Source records
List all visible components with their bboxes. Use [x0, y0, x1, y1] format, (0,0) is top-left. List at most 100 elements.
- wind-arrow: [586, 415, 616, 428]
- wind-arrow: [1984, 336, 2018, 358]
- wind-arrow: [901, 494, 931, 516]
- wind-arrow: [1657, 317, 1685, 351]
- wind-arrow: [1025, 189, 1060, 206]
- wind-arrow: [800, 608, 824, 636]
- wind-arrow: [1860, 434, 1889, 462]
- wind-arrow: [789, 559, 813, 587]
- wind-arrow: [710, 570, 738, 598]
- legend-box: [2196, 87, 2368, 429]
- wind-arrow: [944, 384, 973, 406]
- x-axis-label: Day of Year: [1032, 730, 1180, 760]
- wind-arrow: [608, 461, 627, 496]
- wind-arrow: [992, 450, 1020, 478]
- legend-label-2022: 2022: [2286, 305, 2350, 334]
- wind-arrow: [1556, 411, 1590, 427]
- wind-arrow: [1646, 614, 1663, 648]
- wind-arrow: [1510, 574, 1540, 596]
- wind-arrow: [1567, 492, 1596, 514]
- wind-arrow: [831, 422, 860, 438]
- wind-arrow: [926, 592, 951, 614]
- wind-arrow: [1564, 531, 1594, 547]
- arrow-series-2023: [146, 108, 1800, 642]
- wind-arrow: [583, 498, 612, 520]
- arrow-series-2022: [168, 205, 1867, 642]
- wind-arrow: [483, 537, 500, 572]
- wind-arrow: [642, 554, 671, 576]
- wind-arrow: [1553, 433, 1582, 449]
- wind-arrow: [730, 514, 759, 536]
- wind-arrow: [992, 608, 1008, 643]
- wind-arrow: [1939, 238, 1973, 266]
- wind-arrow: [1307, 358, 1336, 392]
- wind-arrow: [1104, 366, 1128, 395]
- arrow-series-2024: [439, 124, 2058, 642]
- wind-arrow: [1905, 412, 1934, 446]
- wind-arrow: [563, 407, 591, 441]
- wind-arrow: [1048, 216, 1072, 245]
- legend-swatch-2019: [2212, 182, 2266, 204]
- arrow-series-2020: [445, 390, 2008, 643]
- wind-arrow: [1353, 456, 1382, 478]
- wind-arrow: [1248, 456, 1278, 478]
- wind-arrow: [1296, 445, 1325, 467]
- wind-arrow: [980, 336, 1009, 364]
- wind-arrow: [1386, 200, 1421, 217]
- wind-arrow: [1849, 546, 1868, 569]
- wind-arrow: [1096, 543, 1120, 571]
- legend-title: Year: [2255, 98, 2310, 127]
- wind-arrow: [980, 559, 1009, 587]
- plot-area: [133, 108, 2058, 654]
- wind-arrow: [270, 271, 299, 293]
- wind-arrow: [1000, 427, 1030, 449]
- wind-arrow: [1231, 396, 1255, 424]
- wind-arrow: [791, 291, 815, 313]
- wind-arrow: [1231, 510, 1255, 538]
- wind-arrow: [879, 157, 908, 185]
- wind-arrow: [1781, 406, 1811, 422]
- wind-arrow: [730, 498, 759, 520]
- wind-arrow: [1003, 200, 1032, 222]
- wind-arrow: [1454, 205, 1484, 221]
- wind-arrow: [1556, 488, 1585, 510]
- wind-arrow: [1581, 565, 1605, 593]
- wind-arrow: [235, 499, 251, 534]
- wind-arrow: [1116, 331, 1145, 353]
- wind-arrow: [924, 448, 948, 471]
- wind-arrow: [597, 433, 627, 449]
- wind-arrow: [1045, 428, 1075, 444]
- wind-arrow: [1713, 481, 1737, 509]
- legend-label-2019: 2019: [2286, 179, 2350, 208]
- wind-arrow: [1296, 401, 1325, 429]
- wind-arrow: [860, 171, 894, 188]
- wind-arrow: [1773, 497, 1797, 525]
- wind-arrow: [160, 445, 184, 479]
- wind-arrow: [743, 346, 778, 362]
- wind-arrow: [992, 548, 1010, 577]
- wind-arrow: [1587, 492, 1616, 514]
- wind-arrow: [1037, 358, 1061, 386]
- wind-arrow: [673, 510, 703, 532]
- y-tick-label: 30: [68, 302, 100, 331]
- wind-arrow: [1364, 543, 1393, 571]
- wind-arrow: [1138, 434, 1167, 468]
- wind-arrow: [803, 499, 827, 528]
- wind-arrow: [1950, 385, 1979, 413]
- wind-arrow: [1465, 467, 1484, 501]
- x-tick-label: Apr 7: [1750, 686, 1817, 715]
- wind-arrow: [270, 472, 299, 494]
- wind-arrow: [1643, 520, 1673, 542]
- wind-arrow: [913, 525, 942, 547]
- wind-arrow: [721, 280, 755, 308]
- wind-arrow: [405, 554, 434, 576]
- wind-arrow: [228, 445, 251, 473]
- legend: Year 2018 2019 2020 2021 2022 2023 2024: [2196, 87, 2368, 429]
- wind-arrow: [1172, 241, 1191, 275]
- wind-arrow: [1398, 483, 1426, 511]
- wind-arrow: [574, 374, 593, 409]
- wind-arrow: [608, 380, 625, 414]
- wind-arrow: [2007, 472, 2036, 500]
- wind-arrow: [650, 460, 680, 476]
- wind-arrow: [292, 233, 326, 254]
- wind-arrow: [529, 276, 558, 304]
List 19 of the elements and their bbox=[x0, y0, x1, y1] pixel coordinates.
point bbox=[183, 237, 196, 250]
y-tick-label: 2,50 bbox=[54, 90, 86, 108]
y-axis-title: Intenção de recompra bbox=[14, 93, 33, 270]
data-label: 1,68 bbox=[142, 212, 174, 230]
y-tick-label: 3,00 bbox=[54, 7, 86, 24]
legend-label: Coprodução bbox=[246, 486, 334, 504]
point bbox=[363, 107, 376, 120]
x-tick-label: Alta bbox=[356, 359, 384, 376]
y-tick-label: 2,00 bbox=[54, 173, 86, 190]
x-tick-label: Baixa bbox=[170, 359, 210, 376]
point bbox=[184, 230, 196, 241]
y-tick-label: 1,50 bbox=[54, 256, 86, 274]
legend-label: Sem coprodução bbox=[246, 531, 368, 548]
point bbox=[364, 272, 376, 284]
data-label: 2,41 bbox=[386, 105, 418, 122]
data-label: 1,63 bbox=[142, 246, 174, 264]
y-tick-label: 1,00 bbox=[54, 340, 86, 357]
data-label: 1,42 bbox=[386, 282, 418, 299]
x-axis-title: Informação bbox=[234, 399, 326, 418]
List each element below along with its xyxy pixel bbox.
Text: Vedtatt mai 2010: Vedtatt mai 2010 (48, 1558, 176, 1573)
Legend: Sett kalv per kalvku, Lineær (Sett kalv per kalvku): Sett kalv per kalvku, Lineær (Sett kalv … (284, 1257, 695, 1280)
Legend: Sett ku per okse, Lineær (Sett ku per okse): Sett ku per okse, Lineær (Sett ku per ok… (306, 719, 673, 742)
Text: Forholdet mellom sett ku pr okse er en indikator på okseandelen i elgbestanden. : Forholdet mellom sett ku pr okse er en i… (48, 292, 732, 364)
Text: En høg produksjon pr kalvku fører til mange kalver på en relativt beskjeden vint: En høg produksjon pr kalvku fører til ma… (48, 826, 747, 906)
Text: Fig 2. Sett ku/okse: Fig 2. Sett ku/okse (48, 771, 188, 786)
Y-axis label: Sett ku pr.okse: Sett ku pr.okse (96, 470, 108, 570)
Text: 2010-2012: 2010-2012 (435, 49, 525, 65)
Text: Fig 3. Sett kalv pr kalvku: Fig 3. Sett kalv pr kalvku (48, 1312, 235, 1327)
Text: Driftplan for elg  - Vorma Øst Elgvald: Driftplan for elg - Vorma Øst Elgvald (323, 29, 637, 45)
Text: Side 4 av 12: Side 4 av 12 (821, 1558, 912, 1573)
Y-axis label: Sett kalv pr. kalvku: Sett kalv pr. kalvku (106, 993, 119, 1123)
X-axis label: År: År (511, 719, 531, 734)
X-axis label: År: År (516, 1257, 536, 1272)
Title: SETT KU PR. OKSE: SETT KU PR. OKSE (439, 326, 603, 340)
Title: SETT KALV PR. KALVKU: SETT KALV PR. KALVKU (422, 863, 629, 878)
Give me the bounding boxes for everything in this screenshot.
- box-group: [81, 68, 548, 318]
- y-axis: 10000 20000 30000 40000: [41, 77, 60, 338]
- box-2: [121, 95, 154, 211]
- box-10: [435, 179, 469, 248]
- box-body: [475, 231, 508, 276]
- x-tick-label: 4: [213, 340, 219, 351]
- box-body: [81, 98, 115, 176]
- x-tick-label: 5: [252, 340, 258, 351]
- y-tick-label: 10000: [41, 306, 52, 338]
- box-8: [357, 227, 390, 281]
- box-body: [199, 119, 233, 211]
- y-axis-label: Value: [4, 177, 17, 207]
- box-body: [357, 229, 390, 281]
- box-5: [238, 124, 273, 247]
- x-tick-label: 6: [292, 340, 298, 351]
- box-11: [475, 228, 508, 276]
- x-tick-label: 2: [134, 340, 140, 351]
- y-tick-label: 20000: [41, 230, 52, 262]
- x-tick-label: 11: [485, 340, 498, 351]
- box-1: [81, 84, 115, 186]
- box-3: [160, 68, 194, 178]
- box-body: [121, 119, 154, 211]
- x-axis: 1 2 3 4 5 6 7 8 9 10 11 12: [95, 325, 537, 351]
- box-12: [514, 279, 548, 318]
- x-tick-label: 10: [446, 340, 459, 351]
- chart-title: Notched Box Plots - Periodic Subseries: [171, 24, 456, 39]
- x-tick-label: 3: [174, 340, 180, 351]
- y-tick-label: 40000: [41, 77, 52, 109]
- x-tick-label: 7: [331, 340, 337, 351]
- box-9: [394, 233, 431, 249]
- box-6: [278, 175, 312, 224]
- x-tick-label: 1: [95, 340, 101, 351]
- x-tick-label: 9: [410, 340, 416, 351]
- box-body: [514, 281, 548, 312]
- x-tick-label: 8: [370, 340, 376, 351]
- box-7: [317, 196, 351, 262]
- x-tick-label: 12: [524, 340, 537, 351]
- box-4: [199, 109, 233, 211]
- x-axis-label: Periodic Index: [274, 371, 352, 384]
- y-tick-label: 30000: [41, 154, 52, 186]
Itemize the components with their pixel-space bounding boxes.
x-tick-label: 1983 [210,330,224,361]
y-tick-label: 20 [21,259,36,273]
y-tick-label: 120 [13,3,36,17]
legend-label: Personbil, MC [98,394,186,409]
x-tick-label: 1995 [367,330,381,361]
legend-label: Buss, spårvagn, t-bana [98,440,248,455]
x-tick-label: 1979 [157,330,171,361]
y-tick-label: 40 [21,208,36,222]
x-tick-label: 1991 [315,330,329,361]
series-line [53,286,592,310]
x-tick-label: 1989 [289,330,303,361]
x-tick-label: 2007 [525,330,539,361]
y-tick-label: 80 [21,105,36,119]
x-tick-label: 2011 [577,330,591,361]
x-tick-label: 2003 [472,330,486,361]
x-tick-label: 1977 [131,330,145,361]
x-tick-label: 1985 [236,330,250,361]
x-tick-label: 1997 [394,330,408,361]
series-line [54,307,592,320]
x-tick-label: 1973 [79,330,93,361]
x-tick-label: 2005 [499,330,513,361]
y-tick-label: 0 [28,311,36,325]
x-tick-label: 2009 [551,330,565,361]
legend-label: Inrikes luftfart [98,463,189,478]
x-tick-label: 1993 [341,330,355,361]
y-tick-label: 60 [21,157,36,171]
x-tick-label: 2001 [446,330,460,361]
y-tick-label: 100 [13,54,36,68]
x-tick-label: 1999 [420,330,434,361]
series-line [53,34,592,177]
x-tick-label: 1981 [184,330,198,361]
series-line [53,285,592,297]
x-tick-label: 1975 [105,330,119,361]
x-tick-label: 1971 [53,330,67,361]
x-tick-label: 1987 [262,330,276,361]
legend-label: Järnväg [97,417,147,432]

__Written instruction__:
Please write out the records word for word, from the very start through the line containing "- wind-arrow: [1510, 574, 1540, 596]", including that line.

__Written reply__:
List all visible components with their bboxes. Use [x0, y0, x1, y1] format, (0,0) is top-left. List at most 100 elements.
- wind-arrow: [586, 415, 616, 428]
- wind-arrow: [1984, 336, 2018, 358]
- wind-arrow: [901, 494, 931, 516]
- wind-arrow: [1657, 317, 1685, 351]
- wind-arrow: [1025, 189, 1060, 206]
- wind-arrow: [800, 608, 824, 636]
- wind-arrow: [1860, 434, 1889, 462]
- wind-arrow: [789, 559, 813, 587]
- wind-arrow: [710, 570, 738, 598]
- legend-box: [2196, 87, 2368, 429]
- wind-arrow: [944, 384, 973, 406]
- x-axis-label: Day of Year: [1032, 730, 1180, 760]
- wind-arrow: [608, 461, 627, 496]
- wind-arrow: [992, 450, 1020, 478]
- legend-label-2022: 2022: [2286, 305, 2350, 334]
- wind-arrow: [1556, 411, 1590, 427]
- wind-arrow: [1646, 614, 1663, 648]
- wind-arrow: [1510, 574, 1540, 596]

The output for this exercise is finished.